======== MATERIAL TO PROCESS

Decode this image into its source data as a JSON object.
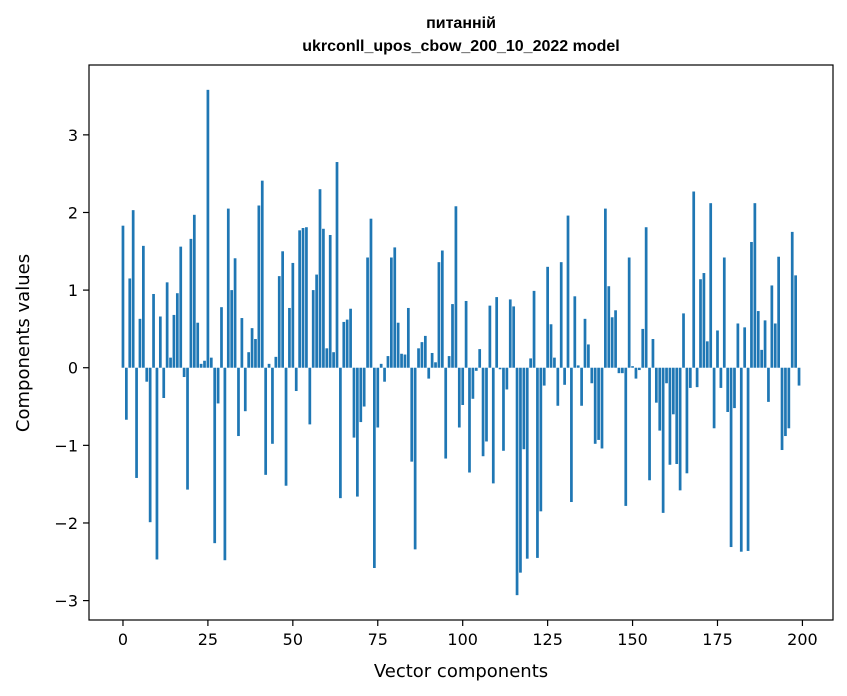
{
  "chart_data": {
    "type": "bar",
    "title_line1": "питанній",
    "title_line2": "ukrconll_upos_cbow_200_10_2022 model",
    "xlabel": "Vector components",
    "ylabel": "Components values",
    "xlim": [
      -10,
      209
    ],
    "ylim": [
      -3.25,
      3.9
    ],
    "xticks": [
      0,
      25,
      50,
      75,
      100,
      125,
      150,
      175,
      200
    ],
    "xtick_labels": [
      "0",
      "25",
      "50",
      "75",
      "100",
      "125",
      "150",
      "175",
      "200"
    ],
    "yticks": [
      -3,
      -2,
      -1,
      0,
      1,
      2,
      3
    ],
    "ytick_labels": [
      "−3",
      "−2",
      "−1",
      "0",
      "1",
      "2",
      "3"
    ],
    "bar_color": "#1f77b4",
    "grid": false,
    "values": [
      1.83,
      -0.67,
      1.15,
      2.03,
      -1.42,
      0.63,
      1.57,
      -0.18,
      -1.99,
      0.95,
      -2.47,
      0.66,
      -0.39,
      1.1,
      0.13,
      0.68,
      0.96,
      1.56,
      -0.12,
      -1.57,
      1.66,
      1.97,
      0.58,
      0.05,
      0.09,
      3.58,
      0.13,
      -2.26,
      -0.46,
      0.78,
      -2.48,
      2.05,
      1.0,
      1.41,
      -0.88,
      0.64,
      -0.56,
      0.2,
      0.51,
      0.37,
      2.09,
      2.41,
      -1.38,
      0.05,
      -0.98,
      0.14,
      1.18,
      1.5,
      -1.52,
      0.77,
      1.35,
      -0.3,
      1.77,
      1.8,
      1.81,
      -0.73,
      1.0,
      1.2,
      2.3,
      1.79,
      0.25,
      1.71,
      0.2,
      2.65,
      -1.68,
      0.59,
      0.62,
      0.76,
      -0.9,
      -1.66,
      -0.7,
      -0.5,
      1.42,
      1.92,
      -2.58,
      -0.77,
      0.05,
      -0.18,
      0.15,
      1.42,
      1.55,
      0.58,
      0.18,
      0.17,
      0.77,
      -1.21,
      -2.34,
      0.25,
      0.33,
      0.41,
      -0.14,
      0.19,
      0.07,
      1.36,
      1.51,
      -1.17,
      0.15,
      0.82,
      2.08,
      -0.77,
      -0.48,
      0.86,
      -1.35,
      -0.4,
      -0.04,
      0.24,
      -1.14,
      -0.95,
      0.8,
      -1.49,
      0.91,
      -0.02,
      -1.07,
      -0.28,
      0.88,
      0.79,
      -2.93,
      -2.64,
      -1.05,
      -2.46,
      0.12,
      0.99,
      -2.45,
      -1.85,
      -0.23,
      1.3,
      0.56,
      0.13,
      -0.49,
      1.36,
      -0.22,
      1.96,
      -1.73,
      0.92,
      0.03,
      -0.49,
      0.63,
      0.3,
      -0.2,
      -0.98,
      -0.93,
      -1.04,
      2.05,
      1.05,
      0.65,
      0.74,
      -0.07,
      -0.07,
      -1.78,
      1.42,
      0.02,
      -0.14,
      -0.03,
      0.5,
      1.81,
      -1.45,
      0.37,
      -0.45,
      -0.81,
      -1.87,
      -0.2,
      -1.25,
      -0.6,
      -1.24,
      -1.58,
      0.7,
      -1.36,
      -0.26,
      2.27,
      -0.25,
      1.14,
      1.22,
      0.34,
      2.12,
      -0.78,
      0.48,
      -0.26,
      1.42,
      -0.57,
      -2.31,
      -0.52,
      0.57,
      -2.37,
      0.52,
      -2.36,
      1.62,
      2.12,
      0.73,
      0.23,
      0.61,
      -0.44,
      1.06,
      0.57,
      1.43,
      -1.06,
      -0.88,
      -0.78,
      1.75,
      1.19,
      -0.23
    ]
  }
}
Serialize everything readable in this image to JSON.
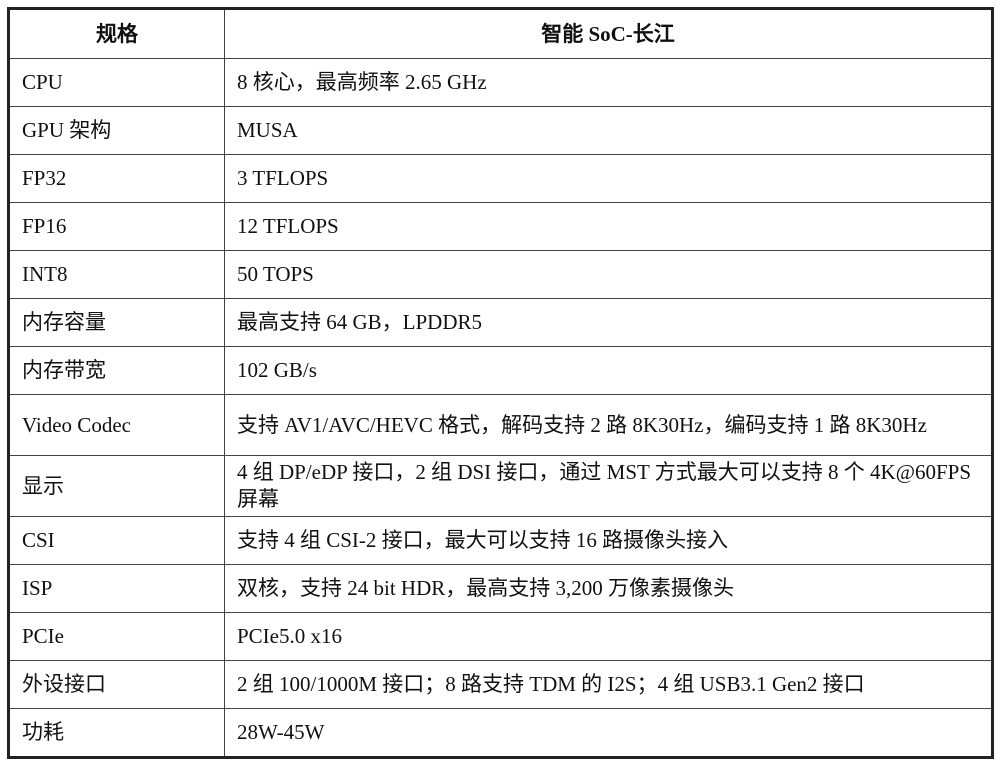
{
  "header": {
    "col1": "规格",
    "col2": "智能 SoC-长江"
  },
  "rows": [
    {
      "spec": "CPU",
      "value": "8 核心，最高频率 2.65 GHz"
    },
    {
      "spec": "GPU 架构",
      "value": "MUSA"
    },
    {
      "spec": "FP32",
      "value": "3 TFLOPS"
    },
    {
      "spec": "FP16",
      "value": "12 TFLOPS"
    },
    {
      "spec": "INT8",
      "value": "50 TOPS"
    },
    {
      "spec": "内存容量",
      "value": "最高支持 64 GB，LPDDR5"
    },
    {
      "spec": "内存带宽",
      "value": "102 GB/s"
    },
    {
      "spec": "Video Codec",
      "value": "支持 AV1/AVC/HEVC 格式，解码支持 2 路 8K30Hz，编码支持 1 路 8K30Hz"
    },
    {
      "spec": "显示",
      "value": "4 组 DP/eDP 接口，2 组 DSI 接口，通过 MST 方式最大可以支持 8 个 4K@60FPS 屏幕"
    },
    {
      "spec": "CSI",
      "value": "支持 4 组 CSI-2 接口，最大可以支持 16 路摄像头接入"
    },
    {
      "spec": "ISP",
      "value": "双核，支持 24 bit HDR，最高支持 3,200 万像素摄像头"
    },
    {
      "spec": "PCIe",
      "value": "PCIe5.0 x16"
    },
    {
      "spec": "外设接口",
      "value": "2 组 100/1000M 接口；8 路支持 TDM 的 I2S；4 组 USB3.1 Gen2 接口"
    },
    {
      "spec": "功耗",
      "value": "28W-45W"
    }
  ]
}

================

EXERCISE BRIEF. Copy out the records above in full, exactly as written, but not the pictures.

OUTPUT OF THE TASK.
Decode this image into its source data as a JSON object.
{
  "chart_data": {
    "type": "bar",
    "title_line1": "питанній",
    "title_line2": "ukrconll_upos_cbow_200_10_2022 model",
    "xlabel": "Vector components",
    "ylabel": "Components values",
    "xlim": [
      -10,
      209
    ],
    "ylim": [
      -3.25,
      3.9
    ],
    "xticks": [
      0,
      25,
      50,
      75,
      100,
      125,
      150,
      175,
      200
    ],
    "xtick_labels": [
      "0",
      "25",
      "50",
      "75",
      "100",
      "125",
      "150",
      "175",
      "200"
    ],
    "yticks": [
      -3,
      -2,
      -1,
      0,
      1,
      2,
      3
    ],
    "ytick_labels": [
      "−3",
      "−2",
      "−1",
      "0",
      "1",
      "2",
      "3"
    ],
    "bar_color": "#1f77b4",
    "grid": false,
    "values": [
      1.83,
      -0.67,
      1.15,
      2.03,
      -1.42,
      0.63,
      1.57,
      -0.18,
      -1.99,
      0.95,
      -2.47,
      0.66,
      -0.39,
      1.1,
      0.13,
      0.68,
      0.96,
      1.56,
      -0.12,
      -1.57,
      1.66,
      1.97,
      0.58,
      0.05,
      0.09,
      3.58,
      0.13,
      -2.26,
      -0.46,
      0.78,
      -2.48,
      2.05,
      1.0,
      1.41,
      -0.88,
      0.64,
      -0.56,
      0.2,
      0.51,
      0.37,
      2.09,
      2.41,
      -1.38,
      0.05,
      -0.98,
      0.14,
      1.18,
      1.5,
      -1.52,
      0.77,
      1.35,
      -0.3,
      1.77,
      1.8,
      1.81,
      -0.73,
      1.0,
      1.2,
      2.3,
      1.79,
      0.25,
      1.71,
      0.2,
      2.65,
      -1.68,
      0.59,
      0.62,
      0.76,
      -0.9,
      -1.66,
      -0.7,
      -0.5,
      1.42,
      1.92,
      -2.58,
      -0.77,
      0.05,
      -0.18,
      0.15,
      1.42,
      1.55,
      0.58,
      0.18,
      0.17,
      0.77,
      -1.21,
      -2.34,
      0.25,
      0.33,
      0.41,
      -0.14,
      0.19,
      0.07,
      1.36,
      1.51,
      -1.17,
      0.15,
      0.82,
      2.08,
      -0.77,
      -0.48,
      0.86,
      -1.35,
      -0.4,
      -0.04,
      0.24,
      -1.14,
      -0.95,
      0.8,
      -1.49,
      0.91,
      -0.02,
      -1.07,
      -0.28,
      0.88,
      0.79,
      -2.93,
      -2.64,
      -1.05,
      -2.46,
      0.12,
      0.99,
      -2.45,
      -1.85,
      -0.23,
      1.3,
      0.56,
      0.13,
      -0.49,
      1.36,
      -0.22,
      1.96,
      -1.73,
      0.92,
      0.03,
      -0.49,
      0.63,
      0.3,
      -0.2,
      -0.98,
      -0.93,
      -1.04,
      2.05,
      1.05,
      0.65,
      0.74,
      -0.07,
      -0.07,
      -1.78,
      1.42,
      0.02,
      -0.14,
      -0.03,
      0.5,
      1.81,
      -1.45,
      0.37,
      -0.45,
      -0.81,
      -1.87,
      -0.2,
      -1.25,
      -0.6,
      -1.24,
      -1.58,
      0.7,
      -1.36,
      -0.26,
      2.27,
      -0.25,
      1.14,
      1.22,
      0.34,
      2.12,
      -0.78,
      0.48,
      -0.26,
      1.42,
      -0.57,
      -2.31,
      -0.52,
      0.57,
      -2.37,
      0.52,
      -2.36,
      1.62,
      2.12,
      0.73,
      0.23,
      0.61,
      -0.44,
      1.06,
      0.57,
      1.43,
      -1.06,
      -0.88,
      -0.78,
      1.75,
      1.19,
      -0.23
    ]
  }
}
Serialize everything readable in this image to JSON.
{
  "header": {
    "col1": "规格",
    "col2": "智能 SoC-长江"
  },
  "rows": [
    {
      "spec": "CPU",
      "value": "8 核心，最高频率 2.65 GHz"
    },
    {
      "spec": "GPU 架构",
      "value": "MUSA"
    },
    {
      "spec": "FP32",
      "value": "3 TFLOPS"
    },
    {
      "spec": "FP16",
      "value": "12 TFLOPS"
    },
    {
      "spec": "INT8",
      "value": "50 TOPS"
    },
    {
      "spec": "内存容量",
      "value": "最高支持 64 GB，LPDDR5"
    },
    {
      "spec": "内存带宽",
      "value": "102 GB/s"
    },
    {
      "spec": "Video Codec",
      "value": "支持 AV1/AVC/HEVC 格式，解码支持 2 路 8K30Hz，编码支持 1 路 8K30Hz"
    },
    {
      "spec": "显示",
      "value": "4 组 DP/eDP 接口，2 组 DSI 接口，通过 MST 方式最大可以支持 8 个 4K@60FPS 屏幕"
    },
    {
      "spec": "CSI",
      "value": "支持 4 组 CSI-2 接口，最大可以支持 16 路摄像头接入"
    },
    {
      "spec": "ISP",
      "value": "双核，支持 24 bit HDR，最高支持 3,200 万像素摄像头"
    },
    {
      "spec": "PCIe",
      "value": "PCIe5.0 x16"
    },
    {
      "spec": "外设接口",
      "value": "2 组 100/1000M 接口；8 路支持 TDM 的 I2S；4 组 USB3.1 Gen2 接口"
    },
    {
      "spec": "功耗",
      "value": "28W-45W"
    }
  ]
}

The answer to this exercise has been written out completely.